◆ Dataset extract

⟨

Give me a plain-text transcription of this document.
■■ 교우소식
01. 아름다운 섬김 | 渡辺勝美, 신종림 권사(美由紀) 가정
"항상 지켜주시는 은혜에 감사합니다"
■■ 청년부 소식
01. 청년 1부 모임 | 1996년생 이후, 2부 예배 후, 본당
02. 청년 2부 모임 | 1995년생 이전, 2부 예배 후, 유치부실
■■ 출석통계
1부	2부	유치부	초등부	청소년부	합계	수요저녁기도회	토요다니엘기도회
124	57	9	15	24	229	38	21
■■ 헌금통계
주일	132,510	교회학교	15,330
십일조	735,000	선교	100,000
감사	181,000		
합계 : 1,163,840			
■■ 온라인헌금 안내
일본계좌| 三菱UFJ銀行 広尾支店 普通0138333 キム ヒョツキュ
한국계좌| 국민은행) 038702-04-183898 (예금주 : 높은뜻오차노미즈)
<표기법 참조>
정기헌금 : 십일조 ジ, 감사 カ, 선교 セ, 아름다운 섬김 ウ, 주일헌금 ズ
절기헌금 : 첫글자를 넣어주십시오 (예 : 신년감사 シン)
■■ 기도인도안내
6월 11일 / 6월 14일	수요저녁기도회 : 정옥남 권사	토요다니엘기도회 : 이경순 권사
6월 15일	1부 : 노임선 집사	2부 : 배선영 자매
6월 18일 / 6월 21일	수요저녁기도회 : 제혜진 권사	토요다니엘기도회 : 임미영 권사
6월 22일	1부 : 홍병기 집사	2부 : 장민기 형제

⟩

◆ Aim
Transcribe all of the lines in the records precisely.

◆ Answer for this exercise
Give me a plain-text transcription of this document.
■■ 교우소식
01. 아름다운 섬김 | 渡辺勝美, 신종림 권사(美由紀) 가정
"항상 지켜주시는 은혜에 감사합니다"
■■ 청년부 소식
01. 청년 1부 모임 | 1996년생 이후, 2부 예배 후, 본당
02. 청년 2부 모임 | 1995년생 이전, 2부 예배 후, 유치부실
■■ 출석통계
1부	2부	유치부	초등부	청소년부	합계	수요저녁기도회	토요다니엘기도회
124	57	9	15	24	229	38	21
■■ 헌금통계
주일	132,510	교회학교	15,330
십일조	735,000	선교	100,000
감사	181,000		
합계 : 1,163,840			
■■ 온라인헌금 안내
일본계좌| 三菱UFJ銀行 広尾支店 普通0138333 キム ヒョツキュ
한국계좌| 국민은행) 038702-04-183898 (예금주 : 높은뜻오차노미즈)
<표기법 참조>
정기헌금 : 십일조 ジ, 감사 カ, 선교 セ, 아름다운 섬김 ウ, 주일헌금 ズ
절기헌금 : 첫글자를 넣어주십시오 (예 : 신년감사 シン)
■■ 기도인도안내
6월 11일 / 6월 14일	수요저녁기도회 : 정옥남 권사	토요다니엘기도회 : 이경순 권사
6월 15일	1부 : 노임선 집사	2부 : 배선영 자매
6월 18일 / 6월 21일	수요저녁기도회 : 제혜진 권사	토요다니엘기도회 : 임미영 권사
6월 22일	1부 : 홍병기 집사	2부 : 장민기 형제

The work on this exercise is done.